▶ [Exercise]: Transcribe the entries below exactly; leave every image out.

▶ [Provided records]:
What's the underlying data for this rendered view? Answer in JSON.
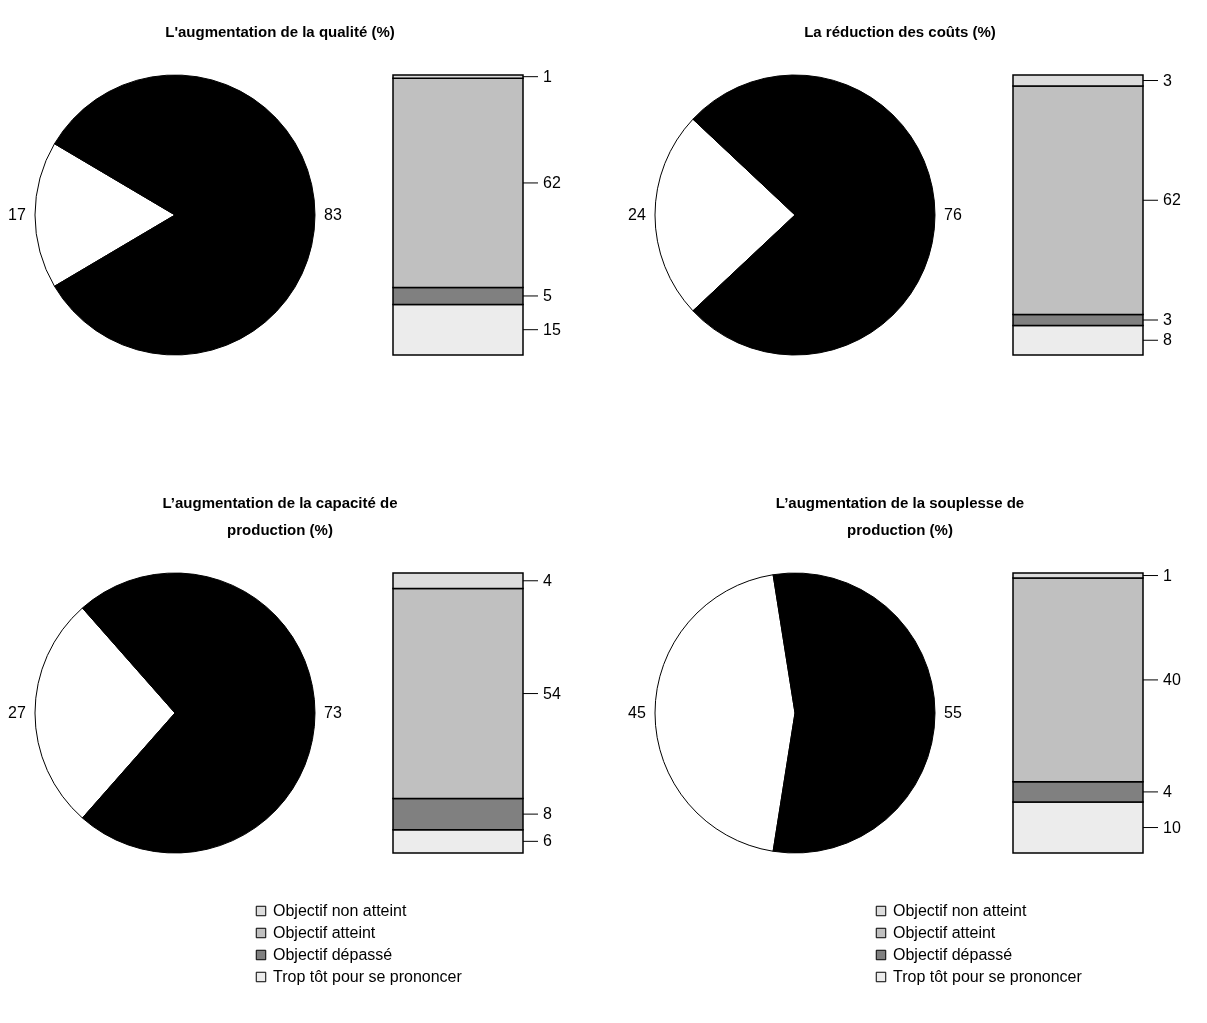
{
  "chart_data": [
    {
      "type": "pie",
      "title": "L'augmentation de la qualité (%)",
      "categories": [
        null,
        null
      ],
      "values": [
        17,
        83
      ],
      "colors": [
        "#ffffff",
        "#000000"
      ],
      "data_labels": true
    },
    {
      "type": "bar",
      "stacked": true,
      "categories": [
        null
      ],
      "data_labels": true,
      "series": [
        {
          "color": "#ececec",
          "values": [
            15
          ]
        },
        {
          "color": "#808080",
          "values": [
            5
          ]
        },
        {
          "color": "#c0c0c0",
          "values": [
            62
          ]
        },
        {
          "color": "#dcdcdc",
          "values": [
            1
          ]
        }
      ]
    },
    {
      "type": "pie",
      "title": "La réduction des coûts (%)",
      "categories": [
        null,
        null
      ],
      "values": [
        24,
        76
      ],
      "colors": [
        "#ffffff",
        "#000000"
      ],
      "data_labels": true
    },
    {
      "type": "bar",
      "stacked": true,
      "categories": [
        null
      ],
      "data_labels": true,
      "series": [
        {
          "color": "#ececec",
          "values": [
            8
          ]
        },
        {
          "color": "#808080",
          "values": [
            3
          ]
        },
        {
          "color": "#c0c0c0",
          "values": [
            62
          ]
        },
        {
          "color": "#dcdcdc",
          "values": [
            3
          ]
        }
      ]
    },
    {
      "type": "pie",
      "title": "L’augmentation de la capacité de production (%)",
      "categories": [
        null,
        null
      ],
      "values": [
        27,
        73
      ],
      "colors": [
        "#ffffff",
        "#000000"
      ],
      "data_labels": true
    },
    {
      "type": "bar",
      "stacked": true,
      "categories": [
        null
      ],
      "data_labels": true,
      "legend": "bottom",
      "series": [
        {
          "name": "Trop tôt pour se prononcer",
          "color": "#ececec",
          "values": [
            6
          ]
        },
        {
          "name": "Objectif dépassé",
          "color": "#808080",
          "values": [
            8
          ]
        },
        {
          "name": "Objectif atteint",
          "color": "#c0c0c0",
          "values": [
            54
          ]
        },
        {
          "name": "Objectif non atteint",
          "color": "#dcdcdc",
          "values": [
            4
          ]
        }
      ]
    },
    {
      "type": "pie",
      "title": "L’augmentation de la souplesse de production (%)",
      "categories": [
        null,
        null
      ],
      "values": [
        45,
        55
      ],
      "colors": [
        "#ffffff",
        "#000000"
      ],
      "data_labels": true
    },
    {
      "type": "bar",
      "stacked": true,
      "categories": [
        null
      ],
      "data_labels": true,
      "legend": "bottom",
      "series": [
        {
          "name": "Trop tôt pour se prononcer",
          "color": "#ececec",
          "values": [
            10
          ]
        },
        {
          "name": "Objectif dépassé",
          "color": "#808080",
          "values": [
            4
          ]
        },
        {
          "name": "Objectif atteint",
          "color": "#c0c0c0",
          "values": [
            40
          ]
        },
        {
          "name": "Objectif non atteint",
          "color": "#dcdcdc",
          "values": [
            1
          ]
        }
      ]
    }
  ]
}
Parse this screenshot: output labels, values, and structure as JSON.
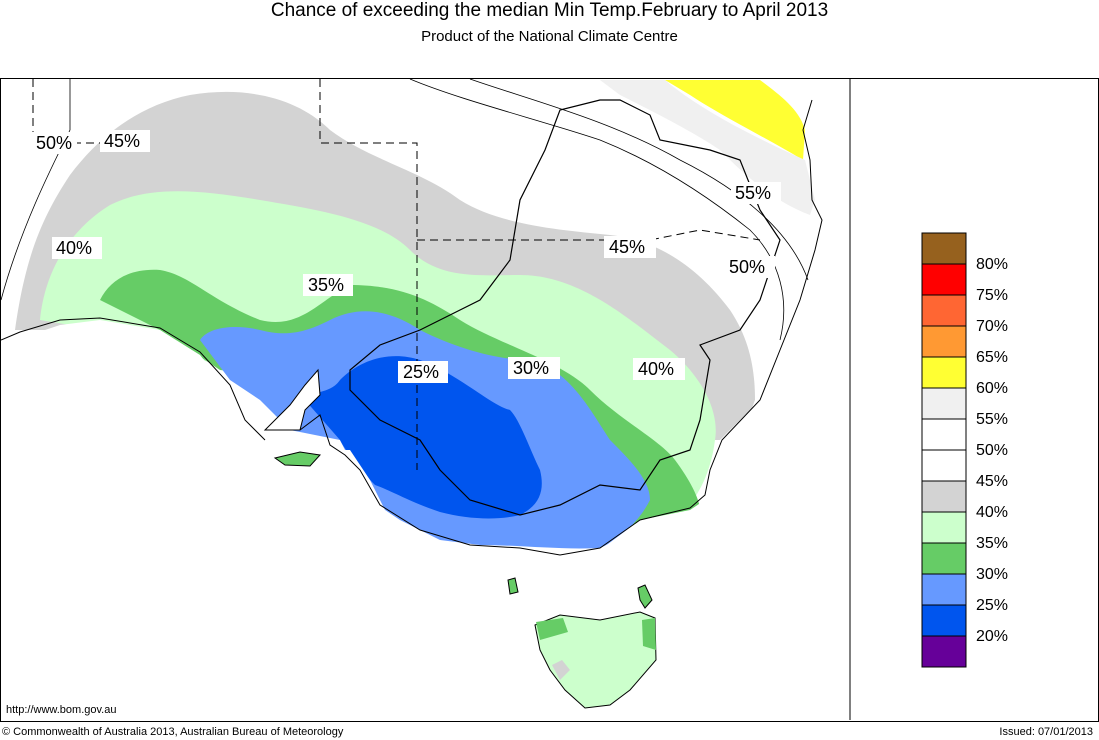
{
  "title": "Chance of exceeding the median Min Temp.February to April 2013",
  "subtitle": "Product of the National Climate Centre",
  "url": "http://www.bom.gov.au",
  "copyright": "© Commonwealth of Australia 2013, Australian Bureau of Meteorology",
  "issued": "Issued: 07/01/2013",
  "map_labels": {
    "l50_west": "50%",
    "l45_nw": "45%",
    "l40_west": "40%",
    "l35": "35%",
    "l25": "25%",
    "l30": "30%",
    "l40_east": "40%",
    "l45_east": "45%",
    "l50_east": "50%",
    "l55": "55%"
  },
  "legend": [
    {
      "label": "80%",
      "color": "#96611e"
    },
    {
      "label": "75%",
      "color": "#ff0000"
    },
    {
      "label": "70%",
      "color": "#ff6633"
    },
    {
      "label": "65%",
      "color": "#ff9933"
    },
    {
      "label": "60%",
      "color": "#ffff33"
    },
    {
      "label": "55%",
      "color": "#f0f0f0"
    },
    {
      "label": "50%",
      "color": "#ffffff"
    },
    {
      "label": "45%",
      "color": "#ffffff"
    },
    {
      "label": "40%",
      "color": "#d3d3d3"
    },
    {
      "label": "35%",
      "color": "#ccffcc"
    },
    {
      "label": "30%",
      "color": "#66cc66"
    },
    {
      "label": "25%",
      "color": "#6699ff"
    },
    {
      "label": "20%",
      "color": "#0055ee"
    },
    {
      "label": "",
      "color": "#660099"
    }
  ]
}
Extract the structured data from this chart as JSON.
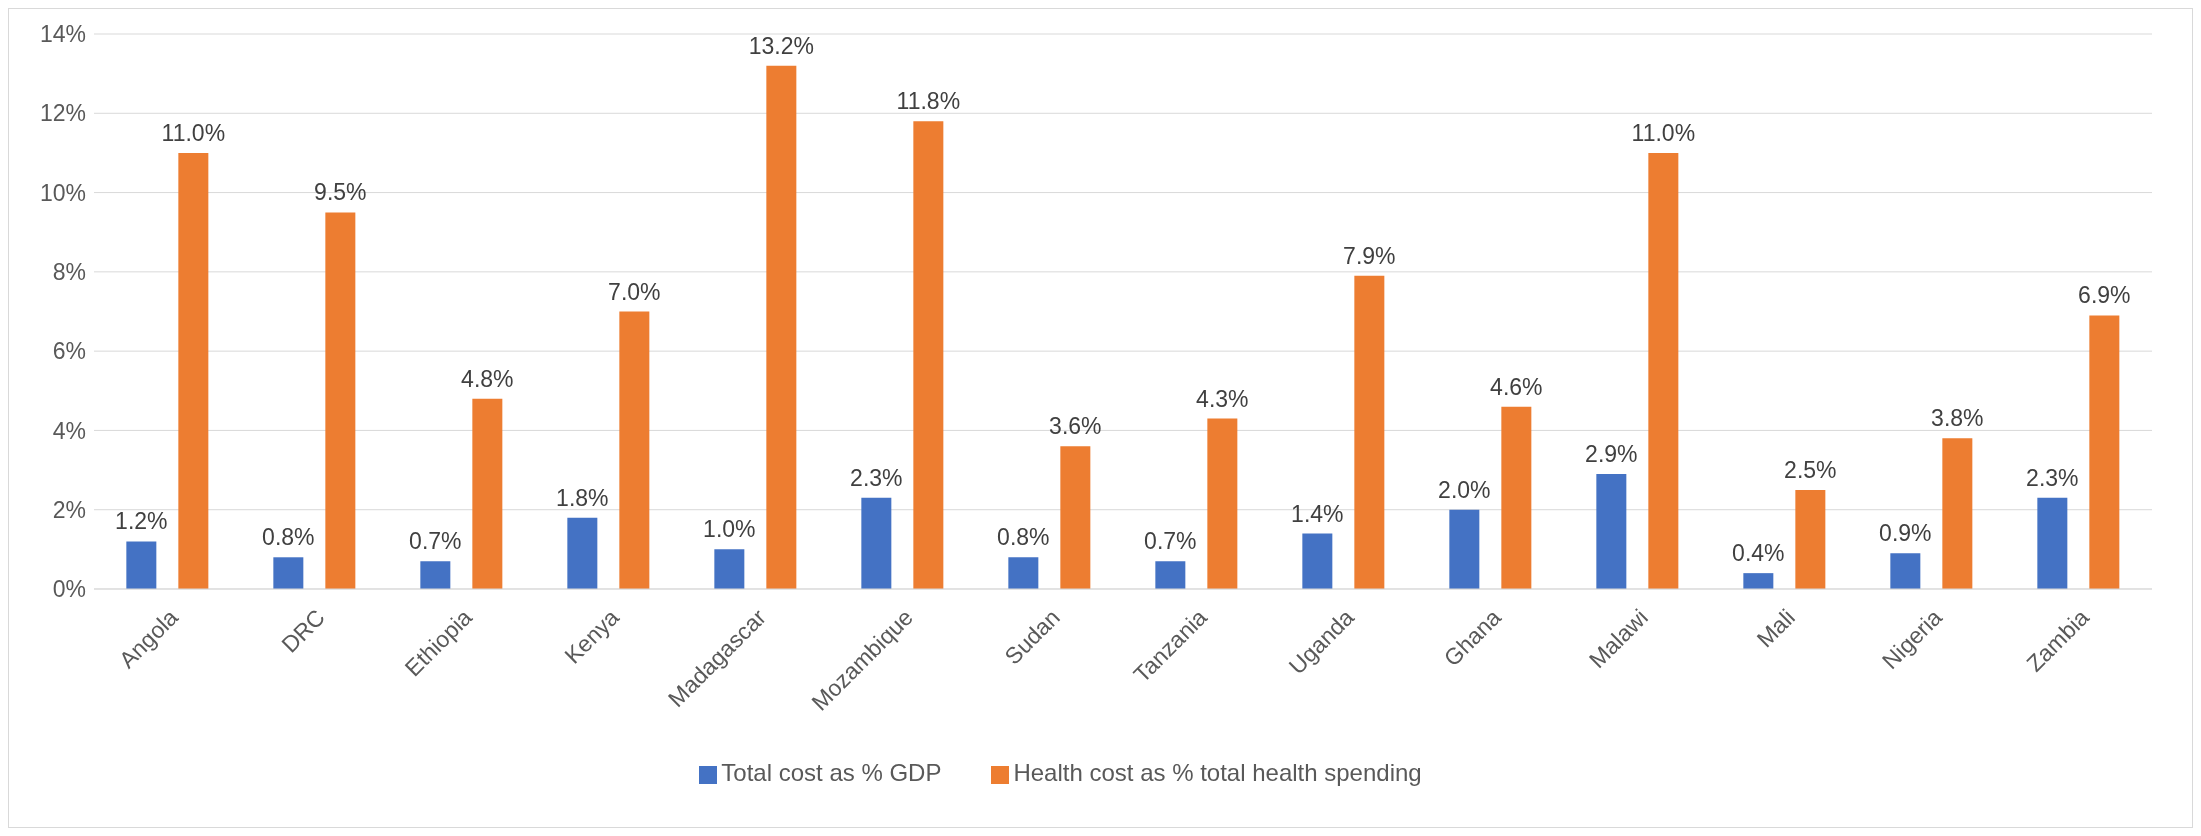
{
  "chart_data": {
    "type": "bar",
    "categories": [
      "Angola",
      "DRC",
      "Ethiopia",
      "Kenya",
      "Madagascar",
      "Mozambique",
      "Sudan",
      "Tanzania",
      "Uganda",
      "Ghana",
      "Malawi",
      "Mali",
      "Nigeria",
      "Zambia"
    ],
    "series": [
      {
        "name": "Total cost as % GDP",
        "color": "#4472c4",
        "values": [
          1.2,
          0.8,
          0.7,
          1.8,
          1.0,
          2.3,
          0.8,
          0.7,
          1.4,
          2.0,
          2.9,
          0.4,
          0.9,
          2.3
        ],
        "value_labels": [
          "1.2%",
          "0.8%",
          "0.7%",
          "1.8%",
          "1.0%",
          "2.3%",
          "0.8%",
          "0.7%",
          "1.4%",
          "2.0%",
          "2.9%",
          "0.4%",
          "0.9%",
          "2.3%"
        ]
      },
      {
        "name": "Health cost as % total health spending",
        "color": "#ed7d31",
        "values": [
          11.0,
          9.5,
          4.8,
          7.0,
          13.2,
          11.8,
          3.6,
          4.3,
          7.9,
          4.6,
          11.0,
          2.5,
          3.8,
          6.9
        ],
        "value_labels": [
          "11.0%",
          "9.5%",
          "4.8%",
          "7.0%",
          "13.2%",
          "11.8%",
          "3.6%",
          "4.3%",
          "7.9%",
          "4.6%",
          "11.0%",
          "2.5%",
          "3.8%",
          "6.9%"
        ]
      }
    ],
    "ylim": [
      0,
      14
    ],
    "yticks": [
      {
        "value": 0,
        "label": "0%"
      },
      {
        "value": 2,
        "label": "2%"
      },
      {
        "value": 4,
        "label": "4%"
      },
      {
        "value": 6,
        "label": "6%"
      },
      {
        "value": 8,
        "label": "8%"
      },
      {
        "value": 10,
        "label": "10%"
      },
      {
        "value": 12,
        "label": "12%"
      },
      {
        "value": 14,
        "label": "14%"
      }
    ],
    "grid": "y",
    "legend": "bottom"
  }
}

▶ [Exercise result]:
What's the underlying data for this rendered view? Answer in JSON.
{
  "chart_data": [
    {
      "type": "pie",
      "title": "L'augmentation de la qualité (%)",
      "categories": [
        null,
        null
      ],
      "values": [
        17,
        83
      ],
      "colors": [
        "#ffffff",
        "#000000"
      ],
      "data_labels": true
    },
    {
      "type": "bar",
      "stacked": true,
      "categories": [
        null
      ],
      "data_labels": true,
      "series": [
        {
          "color": "#ececec",
          "values": [
            15
          ]
        },
        {
          "color": "#808080",
          "values": [
            5
          ]
        },
        {
          "color": "#c0c0c0",
          "values": [
            62
          ]
        },
        {
          "color": "#dcdcdc",
          "values": [
            1
          ]
        }
      ]
    },
    {
      "type": "pie",
      "title": "La réduction des coûts (%)",
      "categories": [
        null,
        null
      ],
      "values": [
        24,
        76
      ],
      "colors": [
        "#ffffff",
        "#000000"
      ],
      "data_labels": true
    },
    {
      "type": "bar",
      "stacked": true,
      "categories": [
        null
      ],
      "data_labels": true,
      "series": [
        {
          "color": "#ececec",
          "values": [
            8
          ]
        },
        {
          "color": "#808080",
          "values": [
            3
          ]
        },
        {
          "color": "#c0c0c0",
          "values": [
            62
          ]
        },
        {
          "color": "#dcdcdc",
          "values": [
            3
          ]
        }
      ]
    },
    {
      "type": "pie",
      "title": "L’augmentation de la capacité de production (%)",
      "categories": [
        null,
        null
      ],
      "values": [
        27,
        73
      ],
      "colors": [
        "#ffffff",
        "#000000"
      ],
      "data_labels": true
    },
    {
      "type": "bar",
      "stacked": true,
      "categories": [
        null
      ],
      "data_labels": true,
      "legend": "bottom",
      "series": [
        {
          "name": "Trop tôt pour se prononcer",
          "color": "#ececec",
          "values": [
            6
          ]
        },
        {
          "name": "Objectif dépassé",
          "color": "#808080",
          "values": [
            8
          ]
        },
        {
          "name": "Objectif atteint",
          "color": "#c0c0c0",
          "values": [
            54
          ]
        },
        {
          "name": "Objectif non atteint",
          "color": "#dcdcdc",
          "values": [
            4
          ]
        }
      ]
    },
    {
      "type": "pie",
      "title": "L’augmentation de la souplesse de production (%)",
      "categories": [
        null,
        null
      ],
      "values": [
        45,
        55
      ],
      "colors": [
        "#ffffff",
        "#000000"
      ],
      "data_labels": true
    },
    {
      "type": "bar",
      "stacked": true,
      "categories": [
        null
      ],
      "data_labels": true,
      "legend": "bottom",
      "series": [
        {
          "name": "Trop tôt pour se prononcer",
          "color": "#ececec",
          "values": [
            10
          ]
        },
        {
          "name": "Objectif dépassé",
          "color": "#808080",
          "values": [
            4
          ]
        },
        {
          "name": "Objectif atteint",
          "color": "#c0c0c0",
          "values": [
            40
          ]
        },
        {
          "name": "Objectif non atteint",
          "color": "#dcdcdc",
          "values": [
            1
          ]
        }
      ]
    }
  ]
}
Parse this screenshot: output labels, values, and structure as JSON.
{
  "title": "Chance of exceeding the median Min Temp.February to April 2013",
  "subtitle": "Product of the National Climate Centre",
  "url": "http://www.bom.gov.au",
  "copyright": "© Commonwealth of Australia 2013, Australian Bureau of Meteorology",
  "issued": "Issued: 07/01/2013",
  "map_labels": {
    "l50_west": "50%",
    "l45_nw": "45%",
    "l40_west": "40%",
    "l35": "35%",
    "l25": "25%",
    "l30": "30%",
    "l40_east": "40%",
    "l45_east": "45%",
    "l50_east": "50%",
    "l55": "55%"
  },
  "legend": [
    {
      "label": "80%",
      "color": "#96611e"
    },
    {
      "label": "75%",
      "color": "#ff0000"
    },
    {
      "label": "70%",
      "color": "#ff6633"
    },
    {
      "label": "65%",
      "color": "#ff9933"
    },
    {
      "label": "60%",
      "color": "#ffff33"
    },
    {
      "label": "55%",
      "color": "#f0f0f0"
    },
    {
      "label": "50%",
      "color": "#ffffff"
    },
    {
      "label": "45%",
      "color": "#ffffff"
    },
    {
      "label": "40%",
      "color": "#d3d3d3"
    },
    {
      "label": "35%",
      "color": "#ccffcc"
    },
    {
      "label": "30%",
      "color": "#66cc66"
    },
    {
      "label": "25%",
      "color": "#6699ff"
    },
    {
      "label": "20%",
      "color": "#0055ee"
    },
    {
      "label": "",
      "color": "#660099"
    }
  ]
}
Extract the structured data from this chart as JSON.
{
  "chart_data": {
    "type": "bar",
    "categories": [
      "Angola",
      "DRC",
      "Ethiopia",
      "Kenya",
      "Madagascar",
      "Mozambique",
      "Sudan",
      "Tanzania",
      "Uganda",
      "Ghana",
      "Malawi",
      "Mali",
      "Nigeria",
      "Zambia"
    ],
    "series": [
      {
        "name": "Total cost as % GDP",
        "color": "#4472c4",
        "values": [
          1.2,
          0.8,
          0.7,
          1.8,
          1.0,
          2.3,
          0.8,
          0.7,
          1.4,
          2.0,
          2.9,
          0.4,
          0.9,
          2.3
        ],
        "value_labels": [
          "1.2%",
          "0.8%",
          "0.7%",
          "1.8%",
          "1.0%",
          "2.3%",
          "0.8%",
          "0.7%",
          "1.4%",
          "2.0%",
          "2.9%",
          "0.4%",
          "0.9%",
          "2.3%"
        ]
      },
      {
        "name": "Health cost as % total health spending",
        "color": "#ed7d31",
        "values": [
          11.0,
          9.5,
          4.8,
          7.0,
          13.2,
          11.8,
          3.6,
          4.3,
          7.9,
          4.6,
          11.0,
          2.5,
          3.8,
          6.9
        ],
        "value_labels": [
          "11.0%",
          "9.5%",
          "4.8%",
          "7.0%",
          "13.2%",
          "11.8%",
          "3.6%",
          "4.3%",
          "7.9%",
          "4.6%",
          "11.0%",
          "2.5%",
          "3.8%",
          "6.9%"
        ]
      }
    ],
    "ylim": [
      0,
      14
    ],
    "yticks": [
      {
        "value": 0,
        "label": "0%"
      },
      {
        "value": 2,
        "label": "2%"
      },
      {
        "value": 4,
        "label": "4%"
      },
      {
        "value": 6,
        "label": "6%"
      },
      {
        "value": 8,
        "label": "8%"
      },
      {
        "value": 10,
        "label": "10%"
      },
      {
        "value": 12,
        "label": "12%"
      },
      {
        "value": 14,
        "label": "14%"
      }
    ],
    "grid": "y",
    "legend": "bottom"
  }
}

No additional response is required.